## Written exercise
Reproduce each line that includes the word "passe".

## Information supplied
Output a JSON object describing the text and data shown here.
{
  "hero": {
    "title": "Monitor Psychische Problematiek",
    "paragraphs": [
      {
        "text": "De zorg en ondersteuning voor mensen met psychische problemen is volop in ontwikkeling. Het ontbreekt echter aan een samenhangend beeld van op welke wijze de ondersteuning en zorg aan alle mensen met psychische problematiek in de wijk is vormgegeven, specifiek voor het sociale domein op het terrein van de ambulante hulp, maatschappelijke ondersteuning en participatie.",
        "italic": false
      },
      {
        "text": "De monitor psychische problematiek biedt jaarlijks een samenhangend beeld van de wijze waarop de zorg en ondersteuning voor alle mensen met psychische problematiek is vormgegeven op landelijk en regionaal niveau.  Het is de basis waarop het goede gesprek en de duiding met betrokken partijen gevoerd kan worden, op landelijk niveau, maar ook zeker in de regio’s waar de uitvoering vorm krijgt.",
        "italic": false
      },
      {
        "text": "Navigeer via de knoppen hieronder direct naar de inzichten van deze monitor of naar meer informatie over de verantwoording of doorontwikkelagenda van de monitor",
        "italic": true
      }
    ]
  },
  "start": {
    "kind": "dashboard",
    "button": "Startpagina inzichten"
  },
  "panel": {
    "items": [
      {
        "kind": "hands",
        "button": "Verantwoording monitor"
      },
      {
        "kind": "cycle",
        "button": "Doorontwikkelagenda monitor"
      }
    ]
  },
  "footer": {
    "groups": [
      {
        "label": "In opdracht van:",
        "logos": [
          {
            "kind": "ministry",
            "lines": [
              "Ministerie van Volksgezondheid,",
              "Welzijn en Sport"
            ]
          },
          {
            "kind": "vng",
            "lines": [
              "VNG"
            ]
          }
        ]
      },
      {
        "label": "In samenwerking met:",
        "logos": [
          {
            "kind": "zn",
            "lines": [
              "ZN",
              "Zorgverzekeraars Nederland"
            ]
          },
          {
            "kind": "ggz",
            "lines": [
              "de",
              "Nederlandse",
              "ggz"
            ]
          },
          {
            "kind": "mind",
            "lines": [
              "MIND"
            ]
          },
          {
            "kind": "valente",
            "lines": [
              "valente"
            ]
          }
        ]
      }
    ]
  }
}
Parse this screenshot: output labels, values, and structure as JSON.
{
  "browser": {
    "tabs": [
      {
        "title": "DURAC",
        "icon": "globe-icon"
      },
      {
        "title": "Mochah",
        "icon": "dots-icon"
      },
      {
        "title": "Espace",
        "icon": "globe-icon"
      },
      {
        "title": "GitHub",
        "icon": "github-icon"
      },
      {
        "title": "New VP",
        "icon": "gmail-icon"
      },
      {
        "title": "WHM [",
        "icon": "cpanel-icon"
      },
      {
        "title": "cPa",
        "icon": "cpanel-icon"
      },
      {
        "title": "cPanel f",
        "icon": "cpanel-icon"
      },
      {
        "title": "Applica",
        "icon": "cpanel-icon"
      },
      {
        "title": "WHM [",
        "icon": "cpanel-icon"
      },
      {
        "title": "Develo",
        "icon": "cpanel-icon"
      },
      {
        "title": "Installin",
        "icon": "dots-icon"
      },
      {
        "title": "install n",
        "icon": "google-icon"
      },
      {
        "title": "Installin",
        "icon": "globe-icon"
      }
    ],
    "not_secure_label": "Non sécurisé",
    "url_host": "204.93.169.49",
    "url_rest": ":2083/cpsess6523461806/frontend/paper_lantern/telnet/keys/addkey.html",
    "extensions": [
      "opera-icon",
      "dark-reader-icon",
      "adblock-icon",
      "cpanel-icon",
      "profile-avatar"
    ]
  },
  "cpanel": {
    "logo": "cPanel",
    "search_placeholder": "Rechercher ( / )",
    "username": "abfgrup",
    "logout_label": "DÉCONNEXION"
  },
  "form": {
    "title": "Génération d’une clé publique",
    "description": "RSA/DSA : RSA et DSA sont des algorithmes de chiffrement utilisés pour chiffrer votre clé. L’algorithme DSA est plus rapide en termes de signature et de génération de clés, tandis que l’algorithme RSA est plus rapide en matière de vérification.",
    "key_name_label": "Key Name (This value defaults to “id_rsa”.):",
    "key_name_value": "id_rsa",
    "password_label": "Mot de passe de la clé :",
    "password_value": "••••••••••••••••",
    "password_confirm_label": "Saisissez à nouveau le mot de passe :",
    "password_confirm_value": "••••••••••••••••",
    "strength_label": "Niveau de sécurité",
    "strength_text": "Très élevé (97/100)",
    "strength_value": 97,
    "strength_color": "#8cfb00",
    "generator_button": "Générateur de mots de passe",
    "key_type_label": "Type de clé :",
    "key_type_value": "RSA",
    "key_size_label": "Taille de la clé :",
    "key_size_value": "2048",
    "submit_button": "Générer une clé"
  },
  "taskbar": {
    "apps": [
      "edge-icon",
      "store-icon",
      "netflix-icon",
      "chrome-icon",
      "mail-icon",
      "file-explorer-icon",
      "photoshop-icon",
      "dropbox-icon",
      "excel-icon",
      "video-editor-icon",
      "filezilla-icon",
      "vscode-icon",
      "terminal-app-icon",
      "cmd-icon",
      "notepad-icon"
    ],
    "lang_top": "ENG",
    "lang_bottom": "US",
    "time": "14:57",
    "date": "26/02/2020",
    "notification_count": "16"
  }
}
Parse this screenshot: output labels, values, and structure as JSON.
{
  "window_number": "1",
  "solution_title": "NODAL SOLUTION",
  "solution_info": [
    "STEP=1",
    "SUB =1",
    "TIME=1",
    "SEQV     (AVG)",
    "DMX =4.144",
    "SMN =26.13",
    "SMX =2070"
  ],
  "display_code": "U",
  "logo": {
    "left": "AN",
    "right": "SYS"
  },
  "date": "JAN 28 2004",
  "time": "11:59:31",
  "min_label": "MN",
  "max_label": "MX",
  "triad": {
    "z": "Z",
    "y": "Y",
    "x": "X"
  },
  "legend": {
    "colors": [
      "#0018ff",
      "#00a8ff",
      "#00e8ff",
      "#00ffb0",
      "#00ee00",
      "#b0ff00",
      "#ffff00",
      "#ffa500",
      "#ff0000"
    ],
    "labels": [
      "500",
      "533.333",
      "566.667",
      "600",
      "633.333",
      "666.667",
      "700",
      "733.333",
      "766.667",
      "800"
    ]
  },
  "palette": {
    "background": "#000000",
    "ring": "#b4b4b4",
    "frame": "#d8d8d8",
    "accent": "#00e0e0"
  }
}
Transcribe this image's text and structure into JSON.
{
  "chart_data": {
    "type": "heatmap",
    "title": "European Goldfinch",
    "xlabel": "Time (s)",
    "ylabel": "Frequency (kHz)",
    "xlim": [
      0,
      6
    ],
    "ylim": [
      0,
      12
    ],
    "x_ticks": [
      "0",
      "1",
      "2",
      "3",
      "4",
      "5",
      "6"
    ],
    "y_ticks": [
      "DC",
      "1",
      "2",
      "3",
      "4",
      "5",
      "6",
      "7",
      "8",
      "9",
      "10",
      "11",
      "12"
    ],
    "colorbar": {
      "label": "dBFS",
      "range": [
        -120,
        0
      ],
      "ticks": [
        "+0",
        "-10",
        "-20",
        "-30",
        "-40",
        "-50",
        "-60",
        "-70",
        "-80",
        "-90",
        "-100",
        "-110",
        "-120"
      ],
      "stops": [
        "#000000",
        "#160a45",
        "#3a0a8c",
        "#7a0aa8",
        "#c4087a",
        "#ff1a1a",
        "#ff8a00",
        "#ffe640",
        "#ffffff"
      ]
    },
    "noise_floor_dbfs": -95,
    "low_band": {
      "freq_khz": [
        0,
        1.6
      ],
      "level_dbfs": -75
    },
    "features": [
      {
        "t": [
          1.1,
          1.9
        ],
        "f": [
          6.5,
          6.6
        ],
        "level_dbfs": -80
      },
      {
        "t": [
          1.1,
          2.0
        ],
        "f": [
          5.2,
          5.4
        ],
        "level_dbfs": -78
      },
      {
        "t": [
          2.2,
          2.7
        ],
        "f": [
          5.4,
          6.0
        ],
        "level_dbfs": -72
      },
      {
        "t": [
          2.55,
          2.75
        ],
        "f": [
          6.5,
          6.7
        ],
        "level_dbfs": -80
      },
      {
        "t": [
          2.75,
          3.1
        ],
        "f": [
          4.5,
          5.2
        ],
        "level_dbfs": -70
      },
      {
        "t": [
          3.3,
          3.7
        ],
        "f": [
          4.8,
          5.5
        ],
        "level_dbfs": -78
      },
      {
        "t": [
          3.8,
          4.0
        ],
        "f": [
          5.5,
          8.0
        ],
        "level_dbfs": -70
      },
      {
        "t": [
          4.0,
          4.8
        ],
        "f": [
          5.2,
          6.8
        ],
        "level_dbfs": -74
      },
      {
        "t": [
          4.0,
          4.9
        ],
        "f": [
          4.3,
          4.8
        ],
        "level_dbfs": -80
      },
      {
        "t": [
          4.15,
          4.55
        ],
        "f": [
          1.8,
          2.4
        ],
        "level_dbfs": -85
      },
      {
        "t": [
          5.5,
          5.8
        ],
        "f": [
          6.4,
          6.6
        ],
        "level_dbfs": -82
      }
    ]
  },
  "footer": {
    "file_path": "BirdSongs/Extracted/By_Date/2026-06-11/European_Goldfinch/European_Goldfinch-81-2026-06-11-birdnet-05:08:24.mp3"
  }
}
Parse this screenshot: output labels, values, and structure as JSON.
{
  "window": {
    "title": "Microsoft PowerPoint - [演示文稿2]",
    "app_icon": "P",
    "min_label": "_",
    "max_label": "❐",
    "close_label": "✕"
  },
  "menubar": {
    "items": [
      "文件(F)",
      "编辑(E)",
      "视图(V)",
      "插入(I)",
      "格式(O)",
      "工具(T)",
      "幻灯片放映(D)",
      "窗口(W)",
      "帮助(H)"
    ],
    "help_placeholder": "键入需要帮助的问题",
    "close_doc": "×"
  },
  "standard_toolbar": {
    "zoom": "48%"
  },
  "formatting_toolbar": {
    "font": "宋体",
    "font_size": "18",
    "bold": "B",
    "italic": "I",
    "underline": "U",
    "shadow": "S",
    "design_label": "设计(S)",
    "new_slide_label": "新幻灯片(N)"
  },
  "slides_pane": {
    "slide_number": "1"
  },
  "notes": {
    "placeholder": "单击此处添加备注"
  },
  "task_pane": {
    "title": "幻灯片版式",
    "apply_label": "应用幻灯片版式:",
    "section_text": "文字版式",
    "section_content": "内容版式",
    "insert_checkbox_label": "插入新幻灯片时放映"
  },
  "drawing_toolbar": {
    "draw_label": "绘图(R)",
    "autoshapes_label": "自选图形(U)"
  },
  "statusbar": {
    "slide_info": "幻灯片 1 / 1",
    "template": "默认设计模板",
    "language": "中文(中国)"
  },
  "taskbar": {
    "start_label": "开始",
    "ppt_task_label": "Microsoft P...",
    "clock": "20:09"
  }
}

## Completed task
    "password_label": "Mot de passe de la clé :",
    "password_confirm_label": "Saisissez à nouveau le mot de passe :",
    "generator_button": "Générateur de mots de passe",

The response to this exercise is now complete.